§ Problem to work on
Read through the entries below and return each line with the word "Bristol".

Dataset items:
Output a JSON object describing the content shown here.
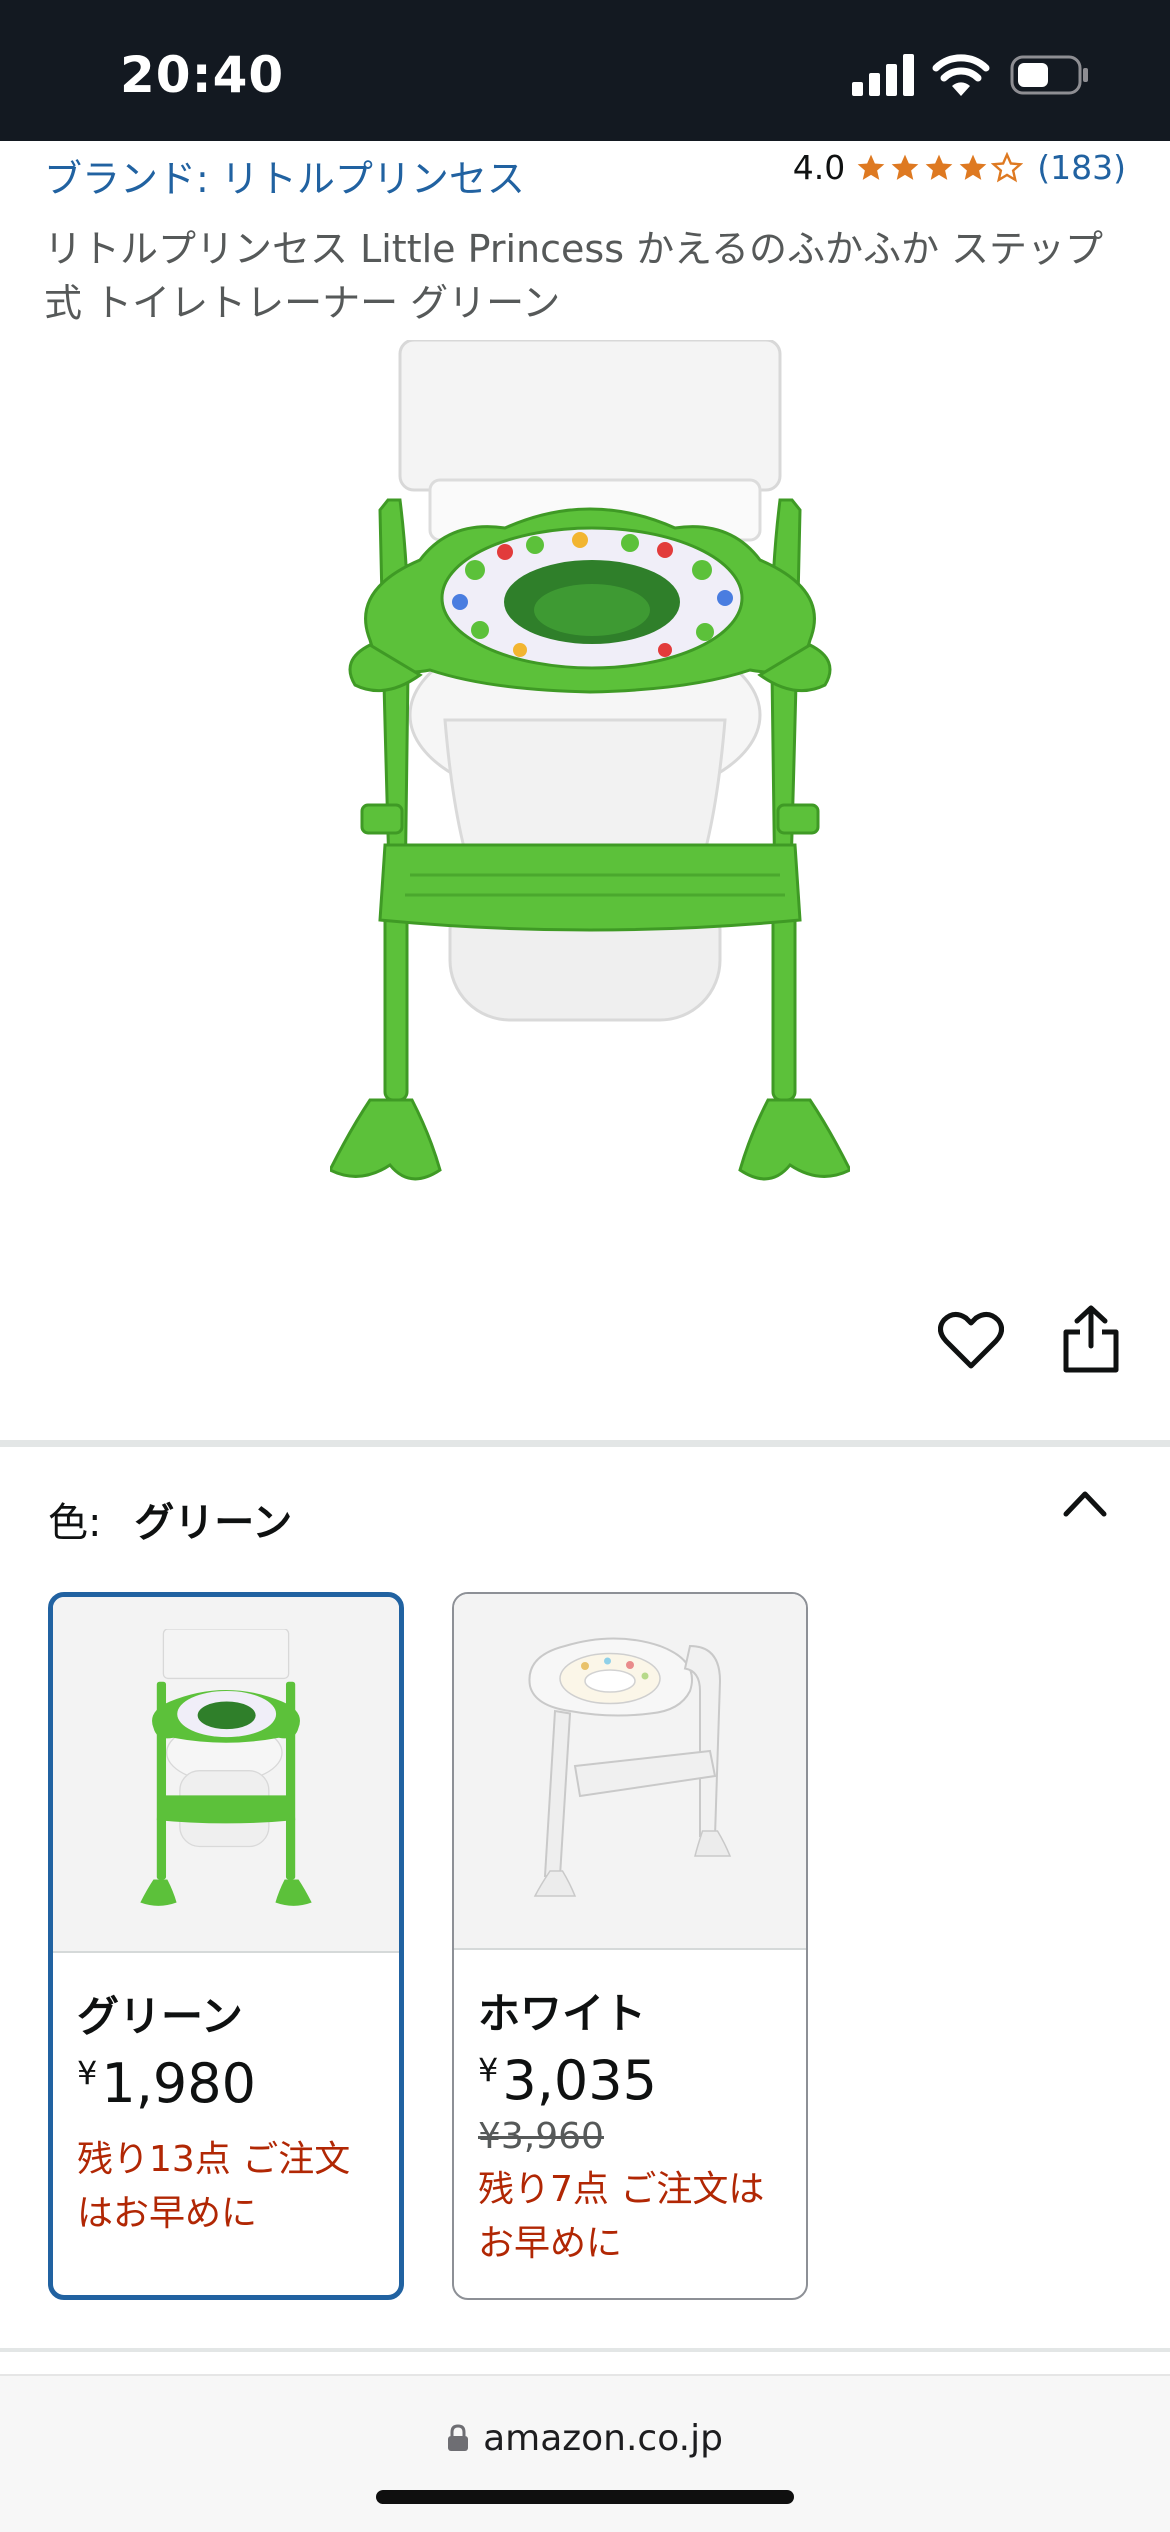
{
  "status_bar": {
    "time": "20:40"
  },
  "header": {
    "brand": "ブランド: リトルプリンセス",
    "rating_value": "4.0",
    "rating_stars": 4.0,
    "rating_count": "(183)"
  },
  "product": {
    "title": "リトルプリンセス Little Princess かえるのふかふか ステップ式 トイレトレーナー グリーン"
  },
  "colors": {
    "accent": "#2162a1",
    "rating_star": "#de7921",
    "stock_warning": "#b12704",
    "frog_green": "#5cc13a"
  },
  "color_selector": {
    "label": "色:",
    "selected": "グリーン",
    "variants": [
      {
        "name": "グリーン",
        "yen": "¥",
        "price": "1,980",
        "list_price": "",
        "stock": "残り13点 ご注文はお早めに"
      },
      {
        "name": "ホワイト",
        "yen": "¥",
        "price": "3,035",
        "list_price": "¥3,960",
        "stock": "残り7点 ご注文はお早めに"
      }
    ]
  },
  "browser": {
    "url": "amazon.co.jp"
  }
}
* * *
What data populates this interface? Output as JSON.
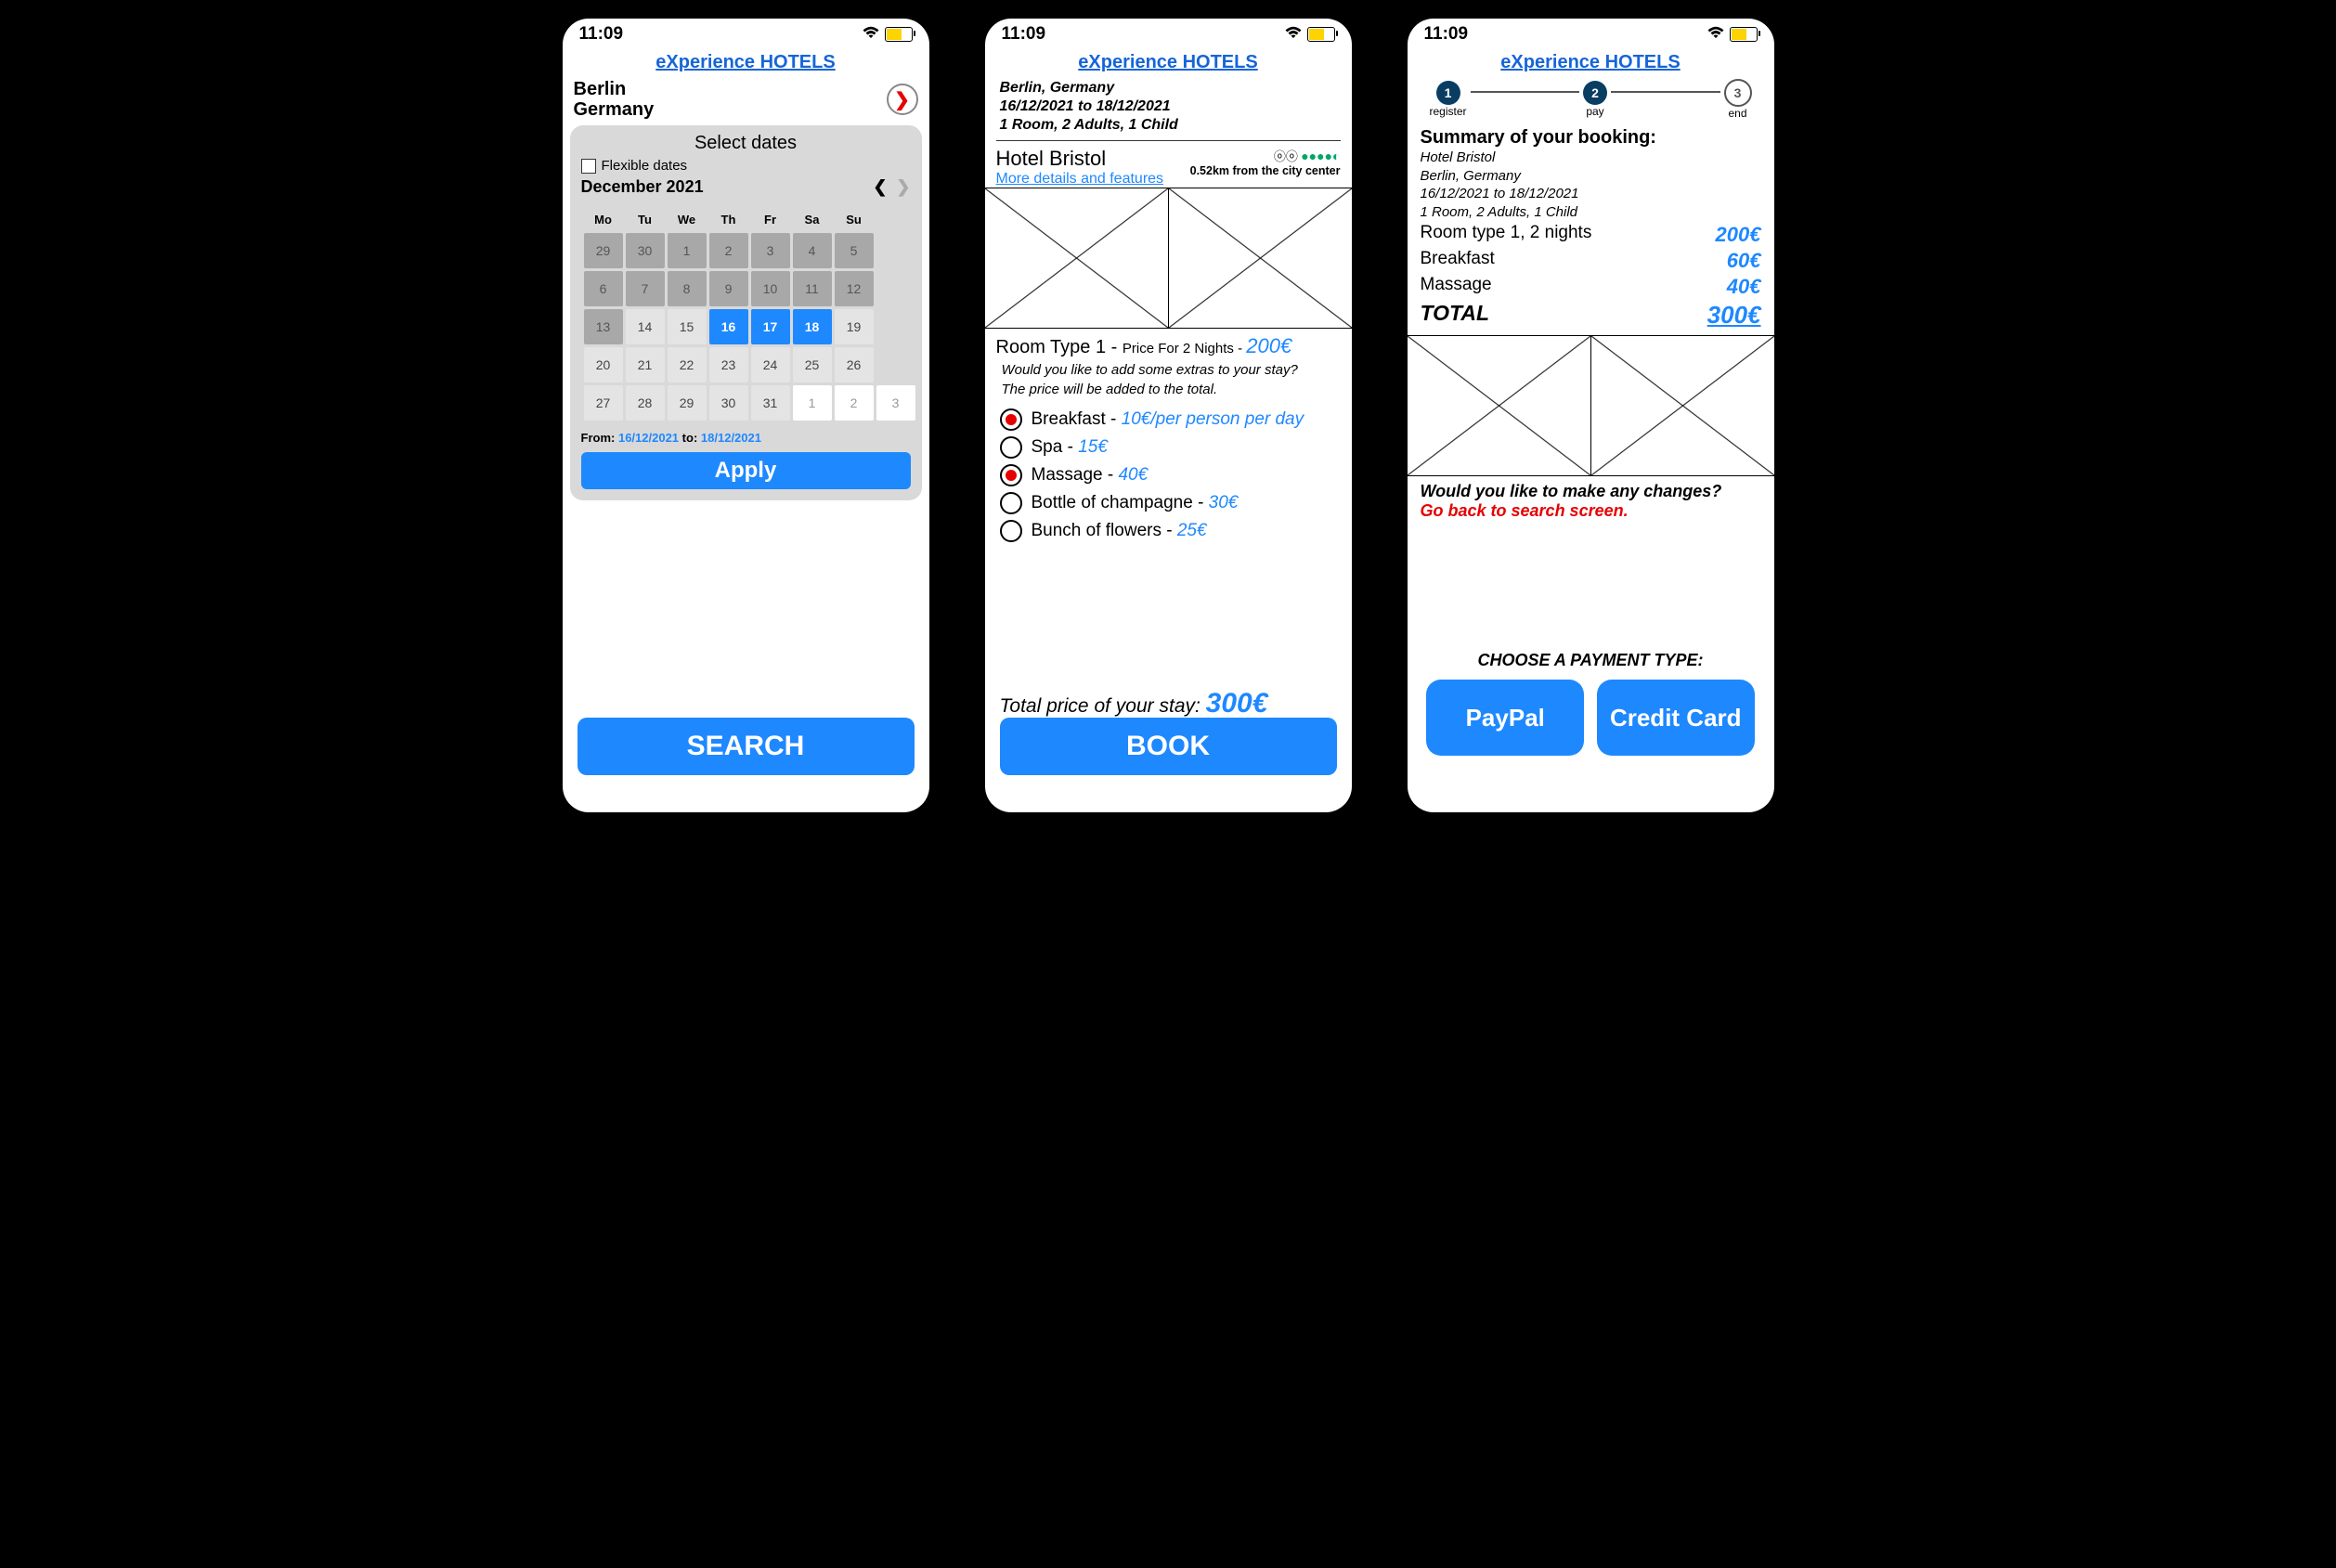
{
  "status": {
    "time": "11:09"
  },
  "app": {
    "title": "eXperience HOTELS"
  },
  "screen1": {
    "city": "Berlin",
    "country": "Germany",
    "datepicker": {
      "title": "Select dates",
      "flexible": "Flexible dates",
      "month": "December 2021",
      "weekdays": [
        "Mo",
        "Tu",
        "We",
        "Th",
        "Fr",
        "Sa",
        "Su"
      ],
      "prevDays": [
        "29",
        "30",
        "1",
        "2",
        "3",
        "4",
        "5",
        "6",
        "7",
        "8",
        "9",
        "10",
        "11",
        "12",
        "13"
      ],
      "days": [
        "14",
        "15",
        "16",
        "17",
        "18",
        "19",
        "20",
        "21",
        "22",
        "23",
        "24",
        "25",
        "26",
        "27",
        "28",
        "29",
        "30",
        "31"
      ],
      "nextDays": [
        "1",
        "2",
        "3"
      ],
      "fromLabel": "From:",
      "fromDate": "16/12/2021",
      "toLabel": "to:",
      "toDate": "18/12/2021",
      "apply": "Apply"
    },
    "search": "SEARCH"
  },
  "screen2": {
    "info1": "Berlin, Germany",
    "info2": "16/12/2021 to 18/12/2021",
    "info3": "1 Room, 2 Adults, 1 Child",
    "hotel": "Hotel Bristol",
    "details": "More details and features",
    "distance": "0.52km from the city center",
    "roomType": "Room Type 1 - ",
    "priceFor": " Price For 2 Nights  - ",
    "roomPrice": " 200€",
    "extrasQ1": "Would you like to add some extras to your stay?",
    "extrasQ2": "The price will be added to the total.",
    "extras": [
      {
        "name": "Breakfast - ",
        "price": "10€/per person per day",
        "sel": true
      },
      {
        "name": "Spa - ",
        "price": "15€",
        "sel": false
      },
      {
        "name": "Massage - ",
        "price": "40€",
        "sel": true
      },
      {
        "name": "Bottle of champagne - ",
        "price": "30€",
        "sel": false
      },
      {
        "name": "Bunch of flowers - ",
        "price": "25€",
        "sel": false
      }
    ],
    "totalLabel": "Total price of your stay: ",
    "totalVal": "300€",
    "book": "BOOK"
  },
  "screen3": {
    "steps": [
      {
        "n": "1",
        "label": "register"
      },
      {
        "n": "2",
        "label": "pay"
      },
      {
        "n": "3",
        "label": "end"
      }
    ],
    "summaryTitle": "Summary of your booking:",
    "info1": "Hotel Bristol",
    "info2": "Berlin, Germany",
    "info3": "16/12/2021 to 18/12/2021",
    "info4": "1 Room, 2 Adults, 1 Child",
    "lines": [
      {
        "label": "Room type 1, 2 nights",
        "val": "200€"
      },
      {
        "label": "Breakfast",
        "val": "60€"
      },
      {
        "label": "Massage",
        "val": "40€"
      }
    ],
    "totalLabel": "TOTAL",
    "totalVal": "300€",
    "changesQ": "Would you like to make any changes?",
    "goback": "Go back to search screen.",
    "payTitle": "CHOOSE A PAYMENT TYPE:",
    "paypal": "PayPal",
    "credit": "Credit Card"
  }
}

§ Complete response
    "hotel": "Hotel Bristol",
    "info1": "Hotel Bristol",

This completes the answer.